***** Stored data *****

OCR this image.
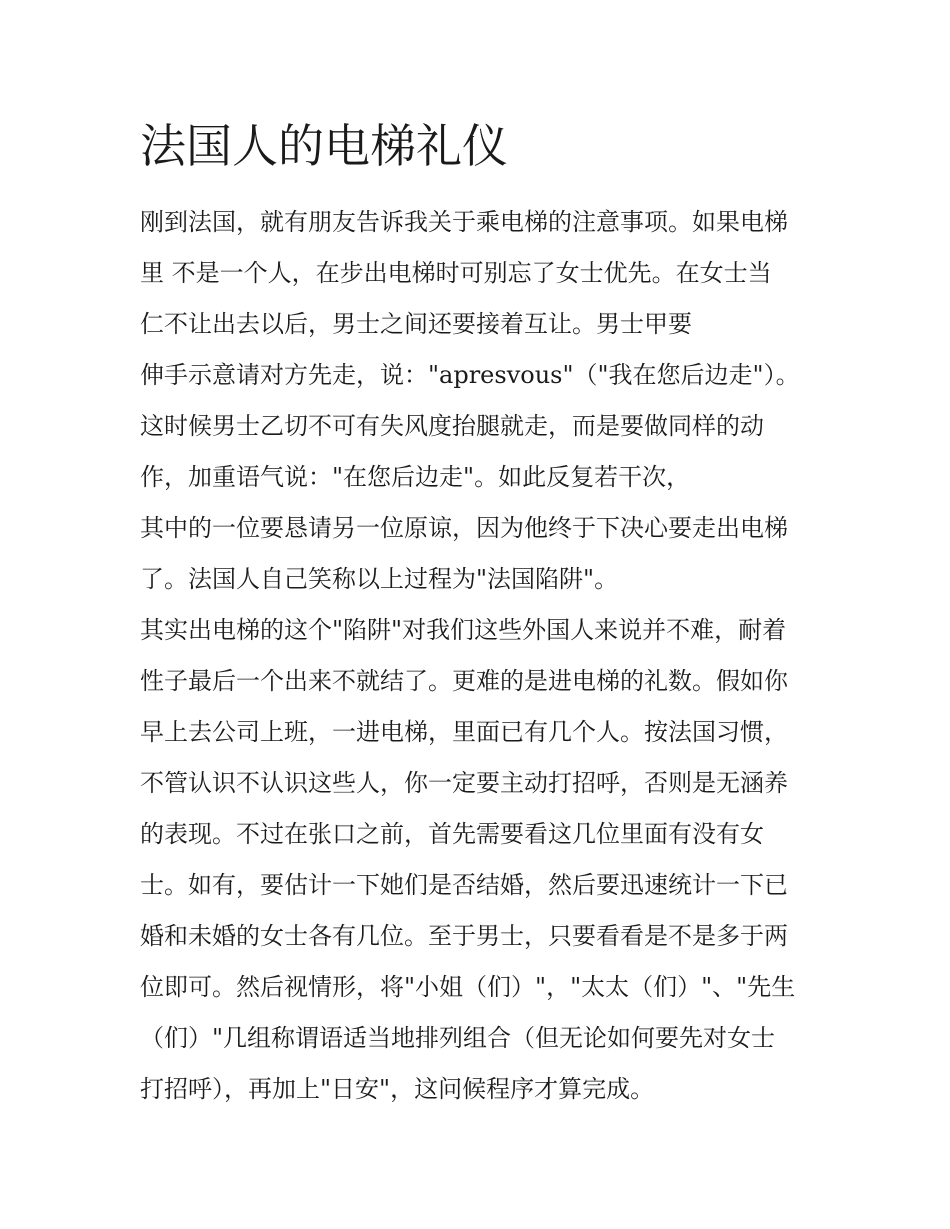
法国人的电梯礼仪

刚到法国，就有朋友告诉我关于乘电梯的注意事项。如果电梯

里 不是一个人，在步出电梯时可别忘了女士优先。在女士当

仁不让出去以后，男士之间还要接着互让。男士甲要

伸手示意请对方先走，说："apresvous"（"我在您后边走"）。

这时候男士乙切不可有失风度抬腿就走，而是要做同样的动

作，加重语气说："在您后边走"。如此反复若干次，

其中的一位要恳请另一位原谅，因为他终于下决心要走出电梯

了。法国人自己笑称以上过程为"法国陷阱"。

其实出电梯的这个"陷阱"对我们这些外国人来说并不难，耐着

性子最后一个出来不就结了。更难的是进电梯的礼数。假如你

早上去公司上班，一进电梯，里面已有几个人。按法国习惯，

不管认识不认识这些人，你一定要主动打招呼，否则是无涵养

的表现。不过在张口之前，首先需要看这几位里面有没有女

士。如有，要估计一下她们是否结婚，然后要迅速统计一下已

婚和未婚的女士各有几位。至于男士，只要看看是不是多于两

位即可。然后视情形，将"小姐（们）"，"太太（们）"、"先生

（们）"几组称谓语适当地排列组合（但无论如何要先对女士

打招呼），再加上"日安"，这问候程序才算完成。
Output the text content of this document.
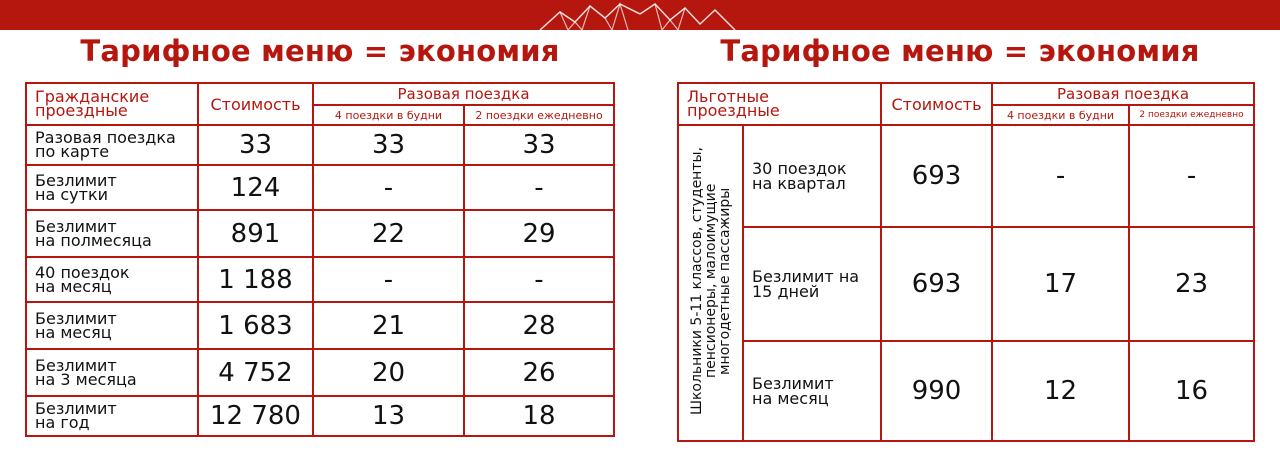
Тарифное меню = экономия
Гражданские
проездные	Стоимость	Разовая поездка	
		4 поездки в будни	2 поездки ежедневно
Разовая поездка
по карте	33	33	33
Безлимит
на сутки	124	-	-
Безлимит
на полмесяца	891	22	29
40 поездок
на месяц	1 188	-	-
Безлимит
на месяц	1 683	21	28
Безлимит
на 3 месяца	4 752	20	26
Безлимит
на год	12 780	13	18
Тарифное меню = экономия
Льготные
проездные		Стоимость	Разовая поездка	
			4 поездки в будни	2 поездки ежедневно
Школьники 5-11 классов, студенты,
пенсионеры, малоимущие
многодетные пассажиры	30 поездок
на квартал	693	-	-
	Безлимит на
15 дней	693	17	23
	Безлимит
на месяц	990	12	16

*****

Each record should be quoted exactly, with the images omitted.

OCR this image.
法国人的电梯礼仪

刚到法国，就有朋友告诉我关于乘电梯的注意事项。如果电梯

里 不是一个人，在步出电梯时可别忘了女士优先。在女士当

仁不让出去以后，男士之间还要接着互让。男士甲要

伸手示意请对方先走，说："apresvous"（"我在您后边走"）。

这时候男士乙切不可有失风度抬腿就走，而是要做同样的动

作，加重语气说："在您后边走"。如此反复若干次，

其中的一位要恳请另一位原谅，因为他终于下决心要走出电梯

了。法国人自己笑称以上过程为"法国陷阱"。

其实出电梯的这个"陷阱"对我们这些外国人来说并不难，耐着

性子最后一个出来不就结了。更难的是进电梯的礼数。假如你

早上去公司上班，一进电梯，里面已有几个人。按法国习惯，

不管认识不认识这些人，你一定要主动打招呼，否则是无涵养

的表现。不过在张口之前，首先需要看这几位里面有没有女

士。如有，要估计一下她们是否结婚，然后要迅速统计一下已

婚和未婚的女士各有几位。至于男士，只要看看是不是多于两

位即可。然后视情形，将"小姐（们）"，"太太（们）"、"先生

（们）"几组称谓语适当地排列组合（但无论如何要先对女士

打招呼），再加上"日安"，这问候程序才算完成。
Output the text content of this document.
Тарифное меню = экономия
Гражданские
проездные	Стоимость	Разовая поездка	
		4 поездки в будни	2 поездки ежедневно
Разовая поездка
по карте	33	33	33
Безлимит
на сутки	124	-	-
Безлимит
на полмесяца	891	22	29
40 поездок
на месяц	1 188	-	-
Безлимит
на месяц	1 683	21	28
Безлимит
на 3 месяца	4 752	20	26
Безлимит
на год	12 780	13	18
Тарифное меню = экономия
Льготные
проездные		Стоимость	Разовая поездка	
			4 поездки в будни	2 поездки ежедневно
Школьники 5-11 классов, студенты,
пенсионеры, малоимущие
многодетные пассажиры	30 поездок
на квартал	693	-	-
	Безлимит на
15 дней	693	17	23
	Безлимит
на месяц	990	12	16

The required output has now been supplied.